== Brief ==
Search the entries for the word "expanded" and copy each line that has it.

***** Dataset excerpts *****

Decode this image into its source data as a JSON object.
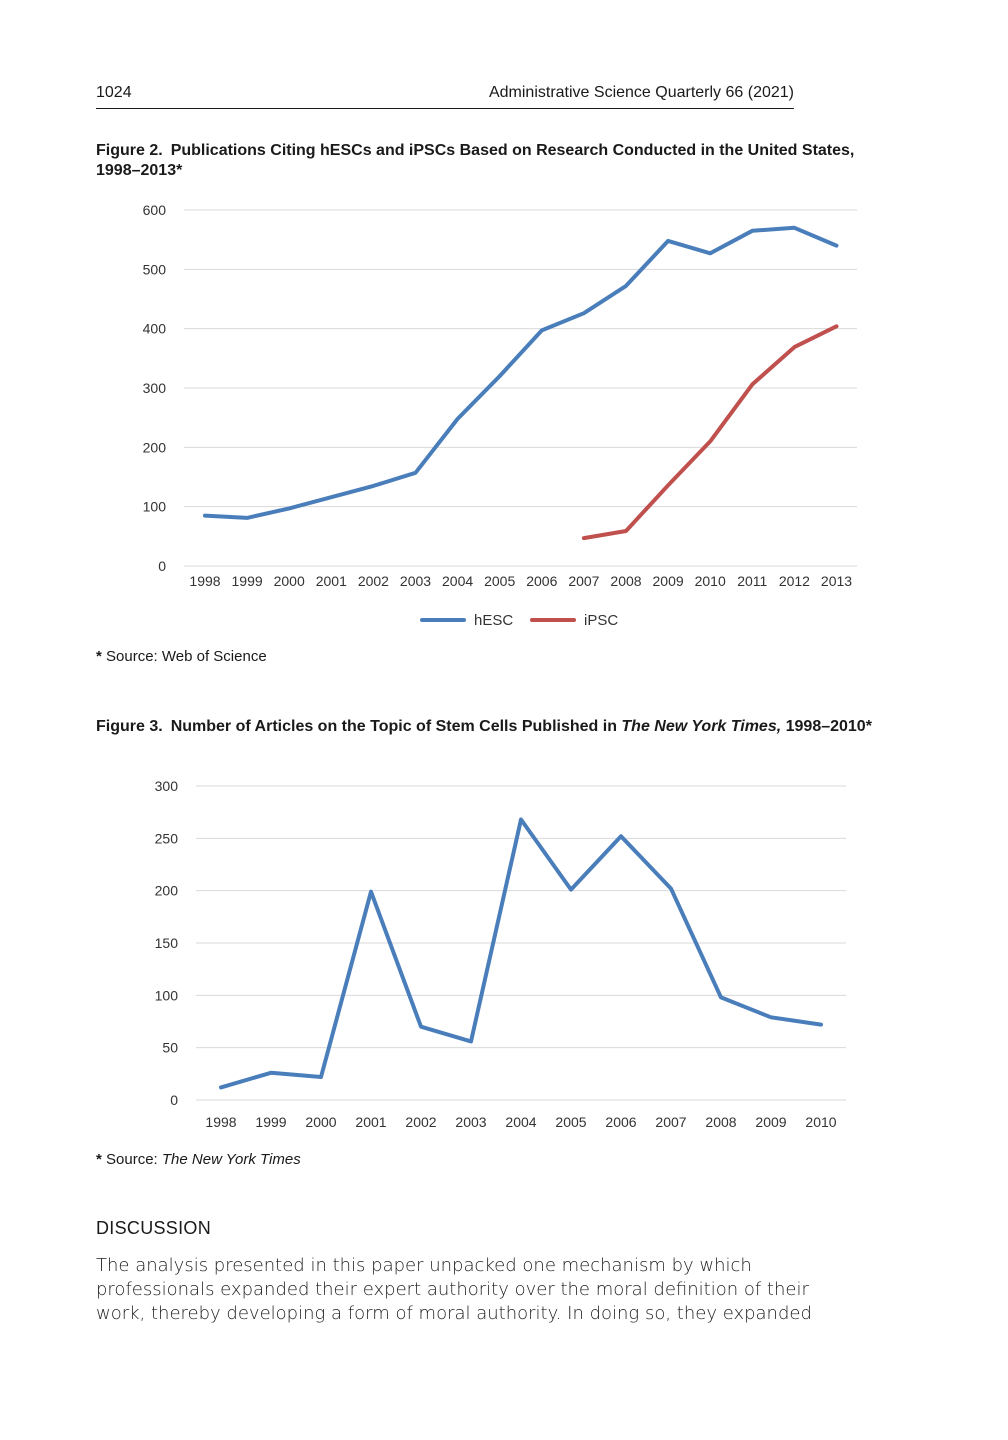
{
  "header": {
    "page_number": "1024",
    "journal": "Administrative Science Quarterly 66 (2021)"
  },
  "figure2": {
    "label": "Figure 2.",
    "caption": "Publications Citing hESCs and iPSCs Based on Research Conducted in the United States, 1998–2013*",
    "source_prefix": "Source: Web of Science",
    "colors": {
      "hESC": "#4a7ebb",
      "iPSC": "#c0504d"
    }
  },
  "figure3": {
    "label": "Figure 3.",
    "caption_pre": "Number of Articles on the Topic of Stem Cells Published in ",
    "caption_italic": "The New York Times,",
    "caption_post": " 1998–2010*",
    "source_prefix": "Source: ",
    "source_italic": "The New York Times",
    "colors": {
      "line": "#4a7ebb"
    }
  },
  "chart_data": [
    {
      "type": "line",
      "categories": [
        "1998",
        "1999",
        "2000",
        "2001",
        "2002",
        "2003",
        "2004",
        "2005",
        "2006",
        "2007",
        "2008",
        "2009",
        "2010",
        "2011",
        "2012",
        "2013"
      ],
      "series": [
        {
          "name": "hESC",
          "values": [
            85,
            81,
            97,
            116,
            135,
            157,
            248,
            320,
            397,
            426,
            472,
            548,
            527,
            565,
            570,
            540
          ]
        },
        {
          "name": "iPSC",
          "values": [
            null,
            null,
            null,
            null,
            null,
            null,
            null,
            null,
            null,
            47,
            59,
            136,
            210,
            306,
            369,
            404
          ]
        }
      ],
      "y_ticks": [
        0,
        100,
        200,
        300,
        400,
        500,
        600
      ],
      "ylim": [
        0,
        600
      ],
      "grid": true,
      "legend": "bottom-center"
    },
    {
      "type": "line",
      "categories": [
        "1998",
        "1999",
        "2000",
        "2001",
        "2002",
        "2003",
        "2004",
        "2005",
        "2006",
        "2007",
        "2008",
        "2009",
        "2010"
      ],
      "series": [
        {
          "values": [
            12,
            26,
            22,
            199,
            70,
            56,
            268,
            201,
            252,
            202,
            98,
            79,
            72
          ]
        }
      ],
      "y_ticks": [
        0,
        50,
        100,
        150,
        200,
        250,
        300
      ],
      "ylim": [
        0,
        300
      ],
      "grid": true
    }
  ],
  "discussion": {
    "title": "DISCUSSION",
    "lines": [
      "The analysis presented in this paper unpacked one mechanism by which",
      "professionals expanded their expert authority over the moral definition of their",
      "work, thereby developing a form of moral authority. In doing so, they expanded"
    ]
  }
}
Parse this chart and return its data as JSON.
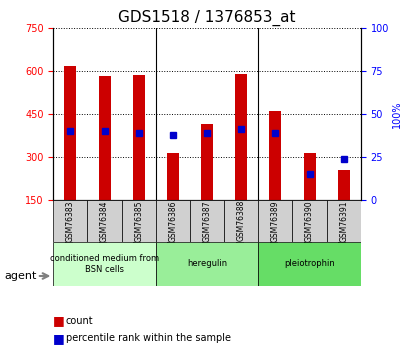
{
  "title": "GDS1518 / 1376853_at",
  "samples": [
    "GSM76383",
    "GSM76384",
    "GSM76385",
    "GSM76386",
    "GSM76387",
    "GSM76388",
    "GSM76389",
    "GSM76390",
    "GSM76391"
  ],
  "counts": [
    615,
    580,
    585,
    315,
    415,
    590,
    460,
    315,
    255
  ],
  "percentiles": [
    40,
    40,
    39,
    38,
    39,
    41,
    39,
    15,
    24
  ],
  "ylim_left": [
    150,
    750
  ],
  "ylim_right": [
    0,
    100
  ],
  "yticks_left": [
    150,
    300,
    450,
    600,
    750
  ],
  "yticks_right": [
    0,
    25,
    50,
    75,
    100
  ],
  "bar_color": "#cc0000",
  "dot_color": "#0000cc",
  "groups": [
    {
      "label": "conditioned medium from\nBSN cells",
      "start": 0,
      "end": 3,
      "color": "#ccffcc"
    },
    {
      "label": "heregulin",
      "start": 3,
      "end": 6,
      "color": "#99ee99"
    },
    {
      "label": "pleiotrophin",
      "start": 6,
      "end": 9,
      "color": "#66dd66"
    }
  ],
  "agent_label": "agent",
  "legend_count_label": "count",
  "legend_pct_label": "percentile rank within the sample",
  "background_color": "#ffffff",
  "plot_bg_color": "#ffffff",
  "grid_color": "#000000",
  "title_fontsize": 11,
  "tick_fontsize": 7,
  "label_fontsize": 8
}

*****

== Problem solution ==
      "professionals expanded their expert authority over the moral definition of their",
      "work, thereby developing a form of moral authority. In doing so, they expanded"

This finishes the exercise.